> [Given request]: Using the data below, copy each line that includes the word "平均对数漏检率".

> [Exercise data]:
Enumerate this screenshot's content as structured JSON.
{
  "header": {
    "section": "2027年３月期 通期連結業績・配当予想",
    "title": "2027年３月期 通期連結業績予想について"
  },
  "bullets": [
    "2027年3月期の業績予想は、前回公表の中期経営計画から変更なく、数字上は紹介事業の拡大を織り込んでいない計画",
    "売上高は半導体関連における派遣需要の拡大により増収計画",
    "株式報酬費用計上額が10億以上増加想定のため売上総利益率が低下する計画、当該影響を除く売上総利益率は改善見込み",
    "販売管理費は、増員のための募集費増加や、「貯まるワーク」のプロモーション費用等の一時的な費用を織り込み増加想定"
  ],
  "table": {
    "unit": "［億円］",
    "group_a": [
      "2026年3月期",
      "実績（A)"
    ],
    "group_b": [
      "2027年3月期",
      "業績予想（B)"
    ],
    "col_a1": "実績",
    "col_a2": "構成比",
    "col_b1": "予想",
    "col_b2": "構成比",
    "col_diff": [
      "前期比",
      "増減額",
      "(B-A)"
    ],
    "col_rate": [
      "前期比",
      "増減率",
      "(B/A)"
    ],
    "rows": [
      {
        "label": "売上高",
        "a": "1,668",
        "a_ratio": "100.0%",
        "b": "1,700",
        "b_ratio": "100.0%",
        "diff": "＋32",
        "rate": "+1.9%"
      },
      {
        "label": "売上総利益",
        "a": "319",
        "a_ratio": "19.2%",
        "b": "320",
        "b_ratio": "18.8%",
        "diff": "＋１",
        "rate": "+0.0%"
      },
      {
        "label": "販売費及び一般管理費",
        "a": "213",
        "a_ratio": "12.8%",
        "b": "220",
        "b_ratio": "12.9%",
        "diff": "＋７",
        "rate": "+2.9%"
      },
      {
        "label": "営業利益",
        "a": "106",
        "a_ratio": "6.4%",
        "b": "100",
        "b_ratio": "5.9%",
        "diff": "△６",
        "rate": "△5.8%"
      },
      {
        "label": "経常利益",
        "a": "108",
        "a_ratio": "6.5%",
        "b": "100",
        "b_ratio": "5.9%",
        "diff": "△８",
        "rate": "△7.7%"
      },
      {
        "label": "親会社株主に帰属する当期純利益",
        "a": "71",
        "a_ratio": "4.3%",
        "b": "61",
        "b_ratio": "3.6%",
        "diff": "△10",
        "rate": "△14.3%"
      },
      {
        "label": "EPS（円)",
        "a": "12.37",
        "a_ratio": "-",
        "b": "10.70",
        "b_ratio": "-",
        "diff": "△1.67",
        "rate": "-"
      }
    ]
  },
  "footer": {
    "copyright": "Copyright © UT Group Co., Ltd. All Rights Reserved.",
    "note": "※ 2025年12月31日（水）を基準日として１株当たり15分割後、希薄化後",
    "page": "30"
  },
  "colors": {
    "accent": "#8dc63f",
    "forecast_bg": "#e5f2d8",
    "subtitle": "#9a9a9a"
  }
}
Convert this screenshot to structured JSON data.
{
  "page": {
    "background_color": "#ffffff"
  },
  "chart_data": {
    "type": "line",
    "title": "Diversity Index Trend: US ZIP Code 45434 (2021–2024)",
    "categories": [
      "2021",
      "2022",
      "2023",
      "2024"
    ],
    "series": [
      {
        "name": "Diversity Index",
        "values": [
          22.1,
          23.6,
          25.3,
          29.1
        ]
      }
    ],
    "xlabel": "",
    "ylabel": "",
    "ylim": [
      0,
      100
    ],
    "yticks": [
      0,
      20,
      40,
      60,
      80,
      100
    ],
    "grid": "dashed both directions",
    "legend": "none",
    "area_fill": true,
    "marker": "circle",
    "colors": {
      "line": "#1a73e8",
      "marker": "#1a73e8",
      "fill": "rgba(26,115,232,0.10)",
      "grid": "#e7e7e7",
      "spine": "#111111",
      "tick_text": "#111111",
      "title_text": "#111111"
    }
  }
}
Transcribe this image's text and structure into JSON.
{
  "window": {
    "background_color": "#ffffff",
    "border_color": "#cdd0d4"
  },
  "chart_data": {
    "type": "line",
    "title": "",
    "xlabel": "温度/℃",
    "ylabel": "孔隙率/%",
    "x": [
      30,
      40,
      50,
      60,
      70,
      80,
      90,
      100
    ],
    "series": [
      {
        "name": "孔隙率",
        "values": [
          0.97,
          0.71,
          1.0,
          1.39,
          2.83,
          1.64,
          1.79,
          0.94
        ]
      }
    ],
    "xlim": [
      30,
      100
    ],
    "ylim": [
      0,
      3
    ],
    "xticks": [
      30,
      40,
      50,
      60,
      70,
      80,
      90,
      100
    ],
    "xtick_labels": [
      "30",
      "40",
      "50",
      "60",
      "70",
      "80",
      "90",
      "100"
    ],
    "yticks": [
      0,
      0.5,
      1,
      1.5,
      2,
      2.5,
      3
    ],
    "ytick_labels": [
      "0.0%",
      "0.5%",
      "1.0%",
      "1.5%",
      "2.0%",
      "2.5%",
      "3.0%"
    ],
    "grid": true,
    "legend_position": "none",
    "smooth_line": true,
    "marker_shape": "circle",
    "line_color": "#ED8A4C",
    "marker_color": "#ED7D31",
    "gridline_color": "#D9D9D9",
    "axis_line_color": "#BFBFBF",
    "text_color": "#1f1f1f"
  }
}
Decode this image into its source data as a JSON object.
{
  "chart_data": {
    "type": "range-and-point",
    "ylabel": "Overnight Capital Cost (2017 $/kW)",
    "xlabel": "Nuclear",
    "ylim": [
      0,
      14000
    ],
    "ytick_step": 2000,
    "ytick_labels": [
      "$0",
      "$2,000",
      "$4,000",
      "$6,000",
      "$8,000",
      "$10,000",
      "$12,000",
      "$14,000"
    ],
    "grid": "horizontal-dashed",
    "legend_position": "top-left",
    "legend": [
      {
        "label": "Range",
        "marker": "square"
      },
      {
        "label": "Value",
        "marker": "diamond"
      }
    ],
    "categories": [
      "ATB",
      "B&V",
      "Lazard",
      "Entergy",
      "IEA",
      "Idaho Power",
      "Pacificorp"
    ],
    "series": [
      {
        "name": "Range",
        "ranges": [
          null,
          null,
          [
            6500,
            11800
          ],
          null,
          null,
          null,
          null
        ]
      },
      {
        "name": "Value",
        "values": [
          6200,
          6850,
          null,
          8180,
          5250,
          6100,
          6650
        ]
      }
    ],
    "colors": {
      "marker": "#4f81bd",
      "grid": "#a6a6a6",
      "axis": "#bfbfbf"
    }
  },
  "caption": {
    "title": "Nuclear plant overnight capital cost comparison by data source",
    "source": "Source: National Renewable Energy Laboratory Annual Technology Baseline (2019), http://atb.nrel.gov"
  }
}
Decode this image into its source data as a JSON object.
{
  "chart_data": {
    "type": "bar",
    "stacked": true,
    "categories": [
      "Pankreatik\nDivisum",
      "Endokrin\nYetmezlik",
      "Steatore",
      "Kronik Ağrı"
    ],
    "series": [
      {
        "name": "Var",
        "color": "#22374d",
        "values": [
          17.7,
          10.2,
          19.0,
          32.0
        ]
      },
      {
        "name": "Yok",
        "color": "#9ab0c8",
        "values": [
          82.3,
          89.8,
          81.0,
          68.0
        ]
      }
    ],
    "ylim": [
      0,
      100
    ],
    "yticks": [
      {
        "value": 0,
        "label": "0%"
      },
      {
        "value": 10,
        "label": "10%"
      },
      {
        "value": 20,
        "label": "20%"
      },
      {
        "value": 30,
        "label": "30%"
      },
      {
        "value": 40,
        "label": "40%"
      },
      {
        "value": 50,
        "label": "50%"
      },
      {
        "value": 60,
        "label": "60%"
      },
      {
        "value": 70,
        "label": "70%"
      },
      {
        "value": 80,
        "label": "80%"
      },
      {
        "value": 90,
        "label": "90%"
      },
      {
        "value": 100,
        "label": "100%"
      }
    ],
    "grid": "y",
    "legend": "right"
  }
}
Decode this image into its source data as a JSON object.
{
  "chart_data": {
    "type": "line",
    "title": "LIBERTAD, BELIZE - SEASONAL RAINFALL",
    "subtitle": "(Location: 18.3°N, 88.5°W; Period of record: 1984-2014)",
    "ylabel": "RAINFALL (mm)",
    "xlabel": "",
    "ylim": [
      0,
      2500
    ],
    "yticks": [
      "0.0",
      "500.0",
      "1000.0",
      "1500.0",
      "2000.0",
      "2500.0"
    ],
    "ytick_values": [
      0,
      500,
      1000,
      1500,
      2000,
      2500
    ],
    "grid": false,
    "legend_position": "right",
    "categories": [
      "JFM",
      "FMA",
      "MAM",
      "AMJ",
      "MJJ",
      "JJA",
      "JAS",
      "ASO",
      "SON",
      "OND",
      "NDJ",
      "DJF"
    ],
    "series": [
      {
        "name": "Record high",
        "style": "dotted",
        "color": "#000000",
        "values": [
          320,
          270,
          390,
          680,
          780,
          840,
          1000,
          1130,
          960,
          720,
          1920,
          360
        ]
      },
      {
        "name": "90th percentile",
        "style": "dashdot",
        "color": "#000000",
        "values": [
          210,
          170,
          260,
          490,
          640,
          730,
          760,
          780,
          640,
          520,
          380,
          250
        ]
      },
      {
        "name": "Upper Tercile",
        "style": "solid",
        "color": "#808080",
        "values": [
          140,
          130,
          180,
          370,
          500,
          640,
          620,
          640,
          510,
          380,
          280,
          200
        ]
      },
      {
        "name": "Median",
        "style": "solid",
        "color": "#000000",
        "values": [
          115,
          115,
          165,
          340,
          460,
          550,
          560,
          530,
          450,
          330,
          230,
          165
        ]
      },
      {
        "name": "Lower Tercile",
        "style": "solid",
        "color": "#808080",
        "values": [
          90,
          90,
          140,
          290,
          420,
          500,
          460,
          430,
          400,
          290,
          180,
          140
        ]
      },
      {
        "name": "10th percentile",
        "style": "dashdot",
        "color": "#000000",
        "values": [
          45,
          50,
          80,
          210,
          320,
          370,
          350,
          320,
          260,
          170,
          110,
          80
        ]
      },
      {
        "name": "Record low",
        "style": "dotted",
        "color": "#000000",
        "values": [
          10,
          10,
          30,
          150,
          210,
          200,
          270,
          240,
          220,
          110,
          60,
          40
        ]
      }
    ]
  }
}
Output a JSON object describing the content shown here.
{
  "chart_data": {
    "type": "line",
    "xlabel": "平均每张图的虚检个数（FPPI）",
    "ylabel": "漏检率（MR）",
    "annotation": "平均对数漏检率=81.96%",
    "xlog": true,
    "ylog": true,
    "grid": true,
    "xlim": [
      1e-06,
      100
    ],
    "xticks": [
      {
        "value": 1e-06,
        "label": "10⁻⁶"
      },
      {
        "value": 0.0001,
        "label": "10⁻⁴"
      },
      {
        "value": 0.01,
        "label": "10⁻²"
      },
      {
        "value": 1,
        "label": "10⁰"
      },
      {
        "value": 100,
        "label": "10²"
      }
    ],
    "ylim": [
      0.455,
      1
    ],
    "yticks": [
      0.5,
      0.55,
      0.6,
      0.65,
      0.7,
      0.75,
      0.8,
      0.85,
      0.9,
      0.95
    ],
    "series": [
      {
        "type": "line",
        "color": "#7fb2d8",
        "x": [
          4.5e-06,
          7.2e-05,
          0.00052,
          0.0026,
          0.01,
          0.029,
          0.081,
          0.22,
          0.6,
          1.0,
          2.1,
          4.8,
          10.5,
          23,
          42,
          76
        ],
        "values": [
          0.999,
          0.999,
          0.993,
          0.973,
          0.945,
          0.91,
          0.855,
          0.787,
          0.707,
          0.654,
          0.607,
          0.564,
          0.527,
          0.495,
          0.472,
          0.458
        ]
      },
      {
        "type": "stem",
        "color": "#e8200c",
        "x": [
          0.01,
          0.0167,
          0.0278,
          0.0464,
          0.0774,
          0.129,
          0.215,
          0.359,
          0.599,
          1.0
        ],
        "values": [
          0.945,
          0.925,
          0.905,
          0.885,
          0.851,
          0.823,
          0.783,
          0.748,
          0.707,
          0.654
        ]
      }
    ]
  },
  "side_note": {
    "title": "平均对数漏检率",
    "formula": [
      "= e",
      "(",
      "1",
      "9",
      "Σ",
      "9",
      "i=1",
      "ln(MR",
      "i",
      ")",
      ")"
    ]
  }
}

> [Exercise response]:
    "annotation": "平均对数漏检率=81.96%",
    "title": "平均对数漏检率",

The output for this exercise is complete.